Your objective - Repeat the records word for word, excluding any picture.

Data supplied -
--------------------------------

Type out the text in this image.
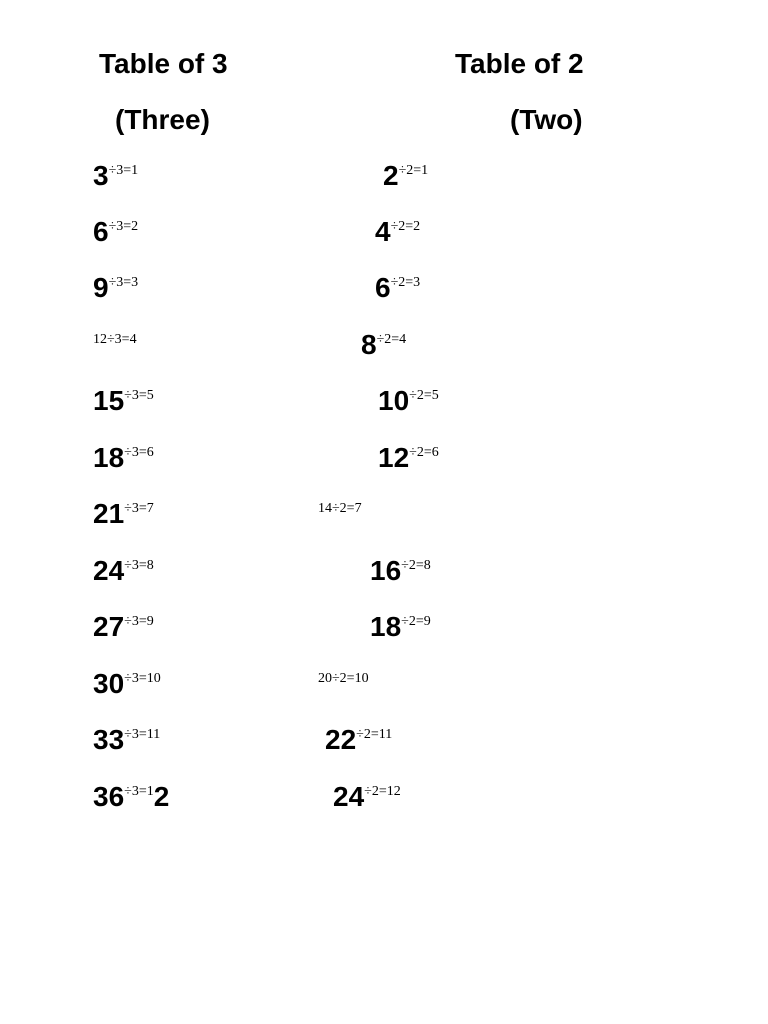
Table of 3
(Three)
Table of 2
(Two)
3÷3=1
6÷3=2
9÷3=3
12÷3=4
15÷3=5
18÷3=6
21÷3=7
24÷3=8
27÷3=9
30÷3=10
33÷3=11
36÷3=12
2÷2=1
4÷2=2
6÷2=3
8÷2=4
10÷2=5
12÷2=6
14÷2=7
16÷2=8
18÷2=9
20÷2=10
22÷2=11
24÷2=12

--------------------------------

Full output -
Type out the text in this image.
Table of 3
(Three)
Table of 2
(Two)
3÷3=1
6÷3=2
9÷3=3
12÷3=4
15÷3=5
18÷3=6
21÷3=7
24÷3=8
27÷3=9
30÷3=10
33÷3=11
36÷3=12
2÷2=1
4÷2=2
6÷2=3
8÷2=4
10÷2=5
12÷2=6
14÷2=7
16÷2=8
18÷2=9
20÷2=10
22÷2=11
24÷2=12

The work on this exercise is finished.